Short exercise> Report how many lines of the records below include the word "precip". Give nothing but the number.

○ ○ ○

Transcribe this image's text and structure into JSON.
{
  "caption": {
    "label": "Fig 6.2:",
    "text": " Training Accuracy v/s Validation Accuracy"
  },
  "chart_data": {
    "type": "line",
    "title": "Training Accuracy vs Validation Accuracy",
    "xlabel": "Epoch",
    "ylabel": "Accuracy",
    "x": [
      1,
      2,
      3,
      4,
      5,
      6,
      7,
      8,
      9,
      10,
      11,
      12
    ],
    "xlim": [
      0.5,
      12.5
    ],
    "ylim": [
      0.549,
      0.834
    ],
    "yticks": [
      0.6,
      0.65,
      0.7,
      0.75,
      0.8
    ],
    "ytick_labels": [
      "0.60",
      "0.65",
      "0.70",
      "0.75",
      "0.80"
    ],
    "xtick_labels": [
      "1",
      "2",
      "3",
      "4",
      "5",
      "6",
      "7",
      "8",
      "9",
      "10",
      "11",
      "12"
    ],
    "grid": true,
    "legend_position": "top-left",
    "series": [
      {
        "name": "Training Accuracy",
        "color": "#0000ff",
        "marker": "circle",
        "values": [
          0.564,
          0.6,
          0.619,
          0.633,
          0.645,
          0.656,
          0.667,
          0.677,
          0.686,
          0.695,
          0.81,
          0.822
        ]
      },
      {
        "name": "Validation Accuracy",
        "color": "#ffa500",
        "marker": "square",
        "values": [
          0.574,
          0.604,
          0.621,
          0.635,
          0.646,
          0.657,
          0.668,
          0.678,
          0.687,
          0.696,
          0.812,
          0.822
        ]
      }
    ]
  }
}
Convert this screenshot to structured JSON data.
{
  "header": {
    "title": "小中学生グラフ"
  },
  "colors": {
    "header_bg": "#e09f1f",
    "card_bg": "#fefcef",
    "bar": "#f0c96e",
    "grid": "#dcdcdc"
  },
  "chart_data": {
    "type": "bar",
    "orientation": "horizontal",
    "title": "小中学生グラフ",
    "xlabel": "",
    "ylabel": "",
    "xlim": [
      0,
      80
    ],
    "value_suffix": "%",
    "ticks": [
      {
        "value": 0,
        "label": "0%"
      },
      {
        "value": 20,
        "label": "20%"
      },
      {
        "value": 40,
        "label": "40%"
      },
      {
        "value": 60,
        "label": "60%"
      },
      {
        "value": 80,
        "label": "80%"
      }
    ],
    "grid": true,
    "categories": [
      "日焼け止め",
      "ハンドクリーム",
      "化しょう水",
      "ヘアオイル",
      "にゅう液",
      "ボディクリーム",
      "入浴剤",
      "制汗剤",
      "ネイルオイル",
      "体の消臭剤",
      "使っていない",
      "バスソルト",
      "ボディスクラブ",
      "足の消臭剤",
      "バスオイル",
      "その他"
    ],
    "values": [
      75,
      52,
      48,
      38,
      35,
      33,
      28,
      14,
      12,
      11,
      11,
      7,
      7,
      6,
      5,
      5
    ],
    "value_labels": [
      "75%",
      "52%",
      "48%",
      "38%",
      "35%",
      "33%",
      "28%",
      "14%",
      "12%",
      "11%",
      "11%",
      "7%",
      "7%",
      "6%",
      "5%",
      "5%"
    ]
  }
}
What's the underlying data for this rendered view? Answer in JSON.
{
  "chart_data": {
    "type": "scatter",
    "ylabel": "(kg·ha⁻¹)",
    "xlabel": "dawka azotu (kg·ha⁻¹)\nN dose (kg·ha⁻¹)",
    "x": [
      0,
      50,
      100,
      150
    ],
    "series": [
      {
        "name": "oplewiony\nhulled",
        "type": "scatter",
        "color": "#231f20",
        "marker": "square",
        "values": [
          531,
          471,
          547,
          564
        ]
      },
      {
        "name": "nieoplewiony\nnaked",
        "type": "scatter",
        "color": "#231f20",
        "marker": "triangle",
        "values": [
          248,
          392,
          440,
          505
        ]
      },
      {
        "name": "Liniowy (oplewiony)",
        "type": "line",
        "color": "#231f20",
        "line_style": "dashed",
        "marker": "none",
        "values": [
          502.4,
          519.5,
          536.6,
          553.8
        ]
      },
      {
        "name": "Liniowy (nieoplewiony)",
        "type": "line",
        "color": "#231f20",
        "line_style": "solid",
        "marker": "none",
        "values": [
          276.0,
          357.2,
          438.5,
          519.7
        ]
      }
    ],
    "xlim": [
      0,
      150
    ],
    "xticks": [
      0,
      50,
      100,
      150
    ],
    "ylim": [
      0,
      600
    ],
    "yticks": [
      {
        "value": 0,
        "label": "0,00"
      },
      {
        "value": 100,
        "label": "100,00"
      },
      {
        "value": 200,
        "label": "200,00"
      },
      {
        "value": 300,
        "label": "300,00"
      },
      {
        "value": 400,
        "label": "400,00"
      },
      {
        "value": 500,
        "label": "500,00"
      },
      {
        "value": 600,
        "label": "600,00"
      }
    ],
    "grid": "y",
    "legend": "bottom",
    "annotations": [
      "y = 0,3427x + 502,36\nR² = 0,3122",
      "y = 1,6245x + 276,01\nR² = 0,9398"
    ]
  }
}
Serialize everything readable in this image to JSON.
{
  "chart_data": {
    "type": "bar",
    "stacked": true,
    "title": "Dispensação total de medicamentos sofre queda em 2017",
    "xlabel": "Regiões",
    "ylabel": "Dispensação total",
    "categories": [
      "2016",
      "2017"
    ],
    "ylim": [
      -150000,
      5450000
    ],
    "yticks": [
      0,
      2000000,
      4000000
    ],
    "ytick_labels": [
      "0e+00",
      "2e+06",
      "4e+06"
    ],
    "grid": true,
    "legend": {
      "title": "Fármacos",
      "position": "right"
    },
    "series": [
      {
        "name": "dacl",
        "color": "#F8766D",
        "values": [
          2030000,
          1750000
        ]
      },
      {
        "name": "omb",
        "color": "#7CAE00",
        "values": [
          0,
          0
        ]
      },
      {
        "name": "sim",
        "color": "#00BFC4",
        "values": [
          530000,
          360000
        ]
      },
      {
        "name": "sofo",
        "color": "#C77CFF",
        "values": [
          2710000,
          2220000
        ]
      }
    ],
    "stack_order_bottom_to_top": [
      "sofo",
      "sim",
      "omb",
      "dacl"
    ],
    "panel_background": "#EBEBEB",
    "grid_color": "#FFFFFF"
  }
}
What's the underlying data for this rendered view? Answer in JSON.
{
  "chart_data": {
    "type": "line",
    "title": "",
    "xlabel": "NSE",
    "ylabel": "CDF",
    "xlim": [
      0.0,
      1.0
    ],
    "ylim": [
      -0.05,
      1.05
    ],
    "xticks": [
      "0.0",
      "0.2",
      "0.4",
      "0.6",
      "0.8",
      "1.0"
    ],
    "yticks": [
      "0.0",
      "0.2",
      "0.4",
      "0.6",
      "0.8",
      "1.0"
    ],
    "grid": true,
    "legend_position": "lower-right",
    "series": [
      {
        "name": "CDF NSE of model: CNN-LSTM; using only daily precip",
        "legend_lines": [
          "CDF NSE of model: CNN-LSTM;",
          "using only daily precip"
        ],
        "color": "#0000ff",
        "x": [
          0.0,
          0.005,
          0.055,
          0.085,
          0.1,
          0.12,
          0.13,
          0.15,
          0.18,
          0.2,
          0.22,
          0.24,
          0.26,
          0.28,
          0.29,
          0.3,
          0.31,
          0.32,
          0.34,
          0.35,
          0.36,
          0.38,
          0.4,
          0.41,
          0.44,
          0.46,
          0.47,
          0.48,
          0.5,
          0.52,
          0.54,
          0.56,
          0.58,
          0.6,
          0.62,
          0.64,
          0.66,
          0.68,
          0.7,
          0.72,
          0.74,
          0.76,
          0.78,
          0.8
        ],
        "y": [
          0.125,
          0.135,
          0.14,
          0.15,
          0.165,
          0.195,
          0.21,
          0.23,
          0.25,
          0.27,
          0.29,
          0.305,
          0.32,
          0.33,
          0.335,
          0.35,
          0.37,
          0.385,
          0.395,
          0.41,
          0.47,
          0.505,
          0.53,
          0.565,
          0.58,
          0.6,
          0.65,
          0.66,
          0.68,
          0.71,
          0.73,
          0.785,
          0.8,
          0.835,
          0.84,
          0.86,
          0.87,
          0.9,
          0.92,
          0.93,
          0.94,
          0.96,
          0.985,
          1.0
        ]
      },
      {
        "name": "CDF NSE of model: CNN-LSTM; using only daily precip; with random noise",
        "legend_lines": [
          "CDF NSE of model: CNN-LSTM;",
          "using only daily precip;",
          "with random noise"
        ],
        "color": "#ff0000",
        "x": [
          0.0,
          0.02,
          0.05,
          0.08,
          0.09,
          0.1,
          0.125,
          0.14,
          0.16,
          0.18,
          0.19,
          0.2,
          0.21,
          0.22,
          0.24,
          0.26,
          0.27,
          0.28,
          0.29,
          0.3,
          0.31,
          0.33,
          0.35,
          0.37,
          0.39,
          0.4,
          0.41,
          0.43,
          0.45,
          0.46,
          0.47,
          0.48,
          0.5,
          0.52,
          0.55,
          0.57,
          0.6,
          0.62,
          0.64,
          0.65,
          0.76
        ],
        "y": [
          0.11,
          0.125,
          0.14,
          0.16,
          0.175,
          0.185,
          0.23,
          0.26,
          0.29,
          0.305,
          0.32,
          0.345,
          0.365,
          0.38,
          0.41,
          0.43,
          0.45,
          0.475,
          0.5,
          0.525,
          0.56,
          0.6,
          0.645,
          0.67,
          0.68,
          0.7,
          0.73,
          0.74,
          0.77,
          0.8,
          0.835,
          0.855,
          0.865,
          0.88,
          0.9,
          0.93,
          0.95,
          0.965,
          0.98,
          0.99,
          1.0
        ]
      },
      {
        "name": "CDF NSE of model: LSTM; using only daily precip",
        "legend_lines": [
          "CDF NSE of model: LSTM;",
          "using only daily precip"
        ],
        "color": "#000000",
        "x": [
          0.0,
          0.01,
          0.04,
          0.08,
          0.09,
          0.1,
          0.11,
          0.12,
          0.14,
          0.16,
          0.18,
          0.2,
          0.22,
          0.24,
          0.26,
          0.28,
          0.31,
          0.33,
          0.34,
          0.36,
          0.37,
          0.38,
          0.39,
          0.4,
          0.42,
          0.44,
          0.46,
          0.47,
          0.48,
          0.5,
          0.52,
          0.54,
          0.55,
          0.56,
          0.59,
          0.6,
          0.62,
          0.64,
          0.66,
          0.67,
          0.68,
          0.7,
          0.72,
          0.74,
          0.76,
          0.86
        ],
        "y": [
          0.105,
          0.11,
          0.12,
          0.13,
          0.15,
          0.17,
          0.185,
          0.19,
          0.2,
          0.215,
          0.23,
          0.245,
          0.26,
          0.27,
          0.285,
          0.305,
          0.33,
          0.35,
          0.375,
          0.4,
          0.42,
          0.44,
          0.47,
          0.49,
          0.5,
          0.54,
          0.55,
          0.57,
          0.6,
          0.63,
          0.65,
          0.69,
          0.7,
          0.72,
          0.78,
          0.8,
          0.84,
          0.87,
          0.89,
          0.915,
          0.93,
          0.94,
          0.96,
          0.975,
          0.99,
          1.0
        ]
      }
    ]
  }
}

○ ○ ○

Solution to this exercise> 6